### [REQUIRED WORK]
Check each line of the data below for the word "músculos", then extract the ones that have it.

### [EXERCISE INPUTS]

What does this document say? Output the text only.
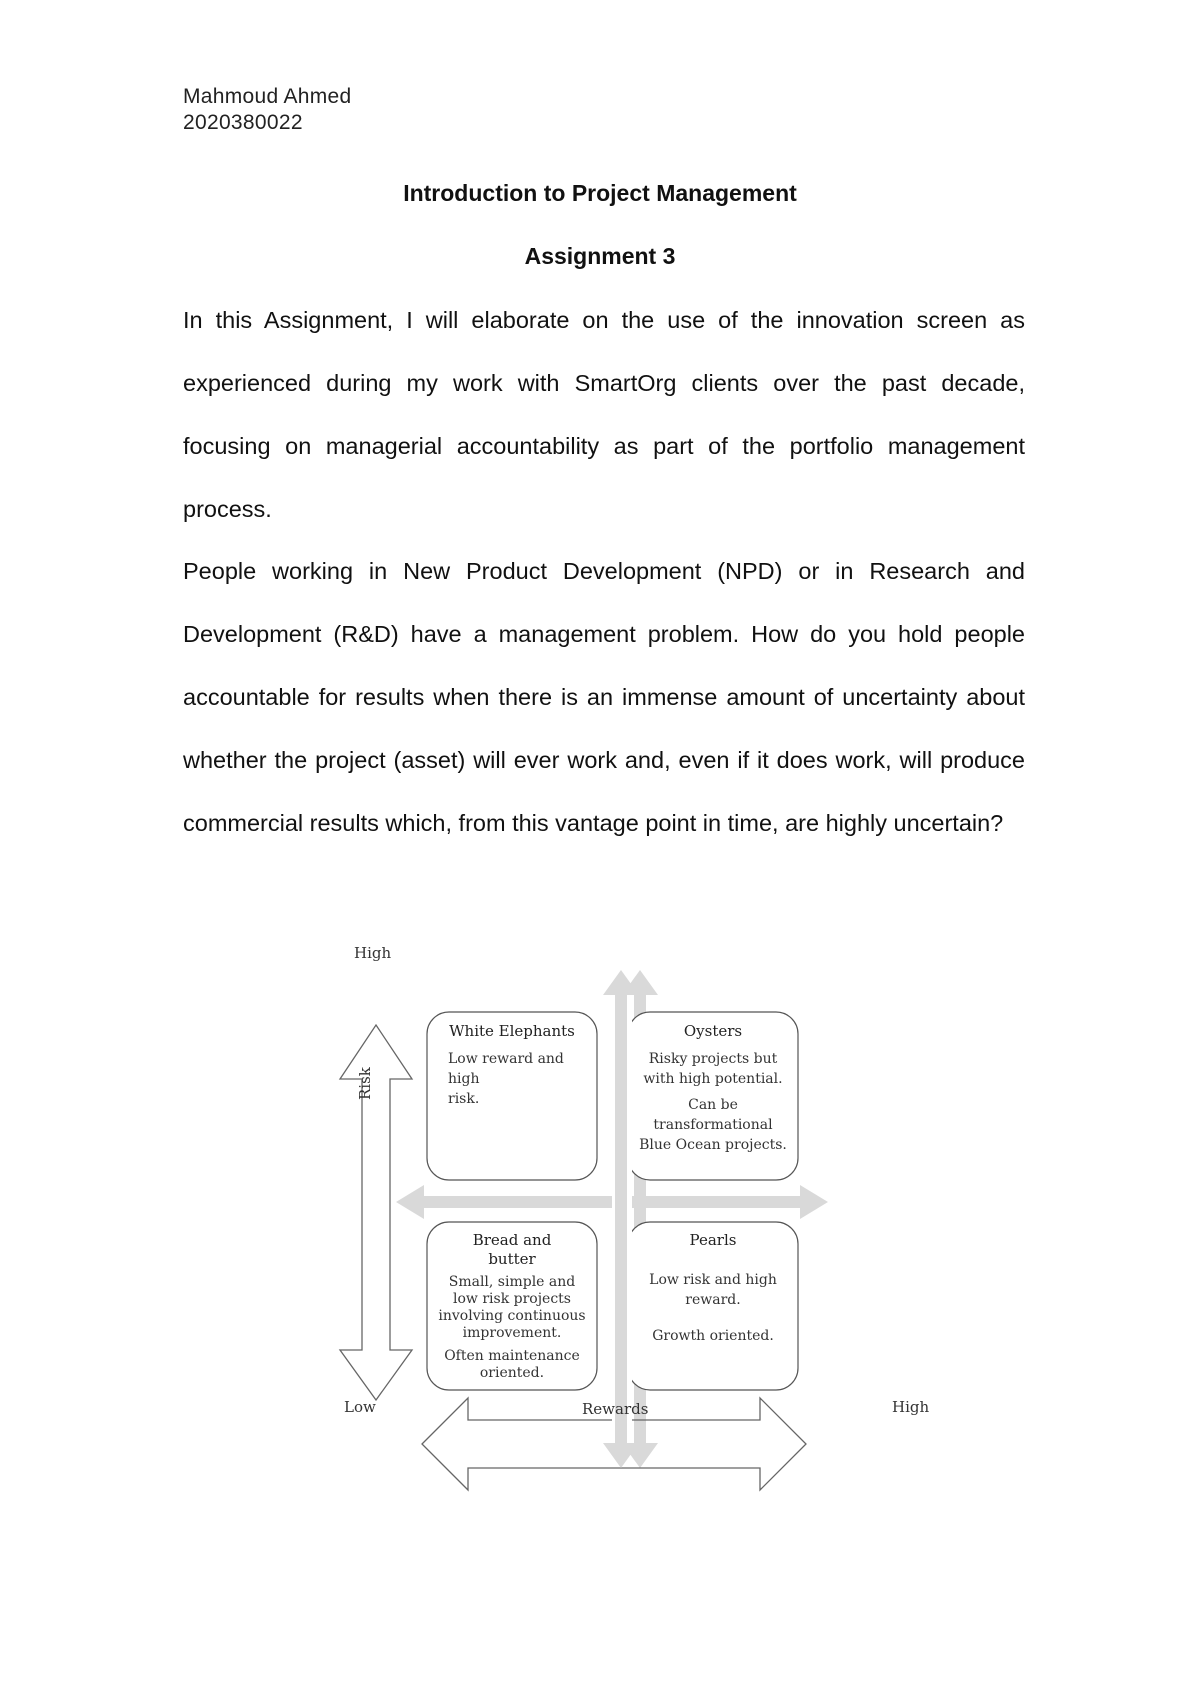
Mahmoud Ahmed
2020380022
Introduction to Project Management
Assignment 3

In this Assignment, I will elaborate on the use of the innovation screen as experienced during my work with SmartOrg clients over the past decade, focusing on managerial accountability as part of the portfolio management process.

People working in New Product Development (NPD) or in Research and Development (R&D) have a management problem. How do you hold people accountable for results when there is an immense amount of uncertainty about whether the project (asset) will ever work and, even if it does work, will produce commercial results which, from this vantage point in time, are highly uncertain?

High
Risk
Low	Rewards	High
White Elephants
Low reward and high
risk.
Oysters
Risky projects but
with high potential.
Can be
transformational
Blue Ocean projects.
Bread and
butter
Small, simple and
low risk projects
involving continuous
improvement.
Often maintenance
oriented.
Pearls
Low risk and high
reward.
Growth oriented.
--
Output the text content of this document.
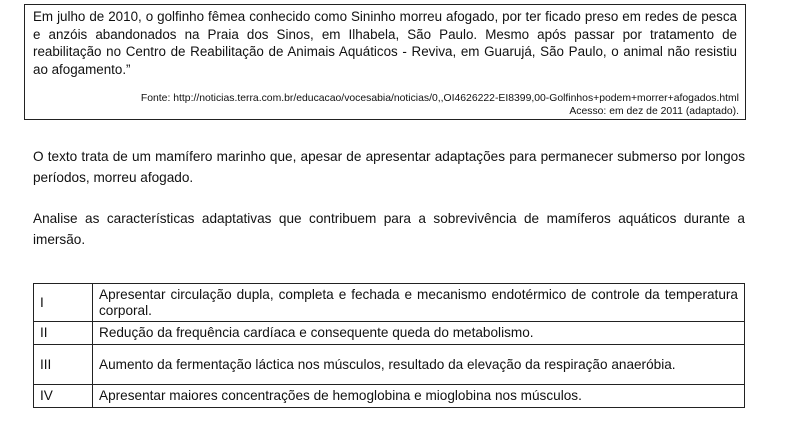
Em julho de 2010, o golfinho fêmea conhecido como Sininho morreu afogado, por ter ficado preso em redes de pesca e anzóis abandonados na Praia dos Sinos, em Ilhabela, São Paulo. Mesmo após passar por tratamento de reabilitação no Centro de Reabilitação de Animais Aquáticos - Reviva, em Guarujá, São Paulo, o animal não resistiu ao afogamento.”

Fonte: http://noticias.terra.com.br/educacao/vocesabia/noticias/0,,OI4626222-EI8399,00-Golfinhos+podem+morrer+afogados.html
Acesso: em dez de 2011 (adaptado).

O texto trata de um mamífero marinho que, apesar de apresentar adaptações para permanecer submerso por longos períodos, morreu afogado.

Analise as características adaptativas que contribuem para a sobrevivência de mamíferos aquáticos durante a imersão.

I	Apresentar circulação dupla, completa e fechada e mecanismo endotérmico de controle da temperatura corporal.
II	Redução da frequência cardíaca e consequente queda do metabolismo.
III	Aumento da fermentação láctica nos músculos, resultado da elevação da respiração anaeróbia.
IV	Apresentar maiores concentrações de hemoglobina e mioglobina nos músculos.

### [RESULT OF THIS EXERCISE]
III	Aumento da fermentação láctica nos músculos, resultado da elevação da respiração anaeróbia.
IV	Apresentar maiores concentrações de hemoglobina e mioglobina nos músculos.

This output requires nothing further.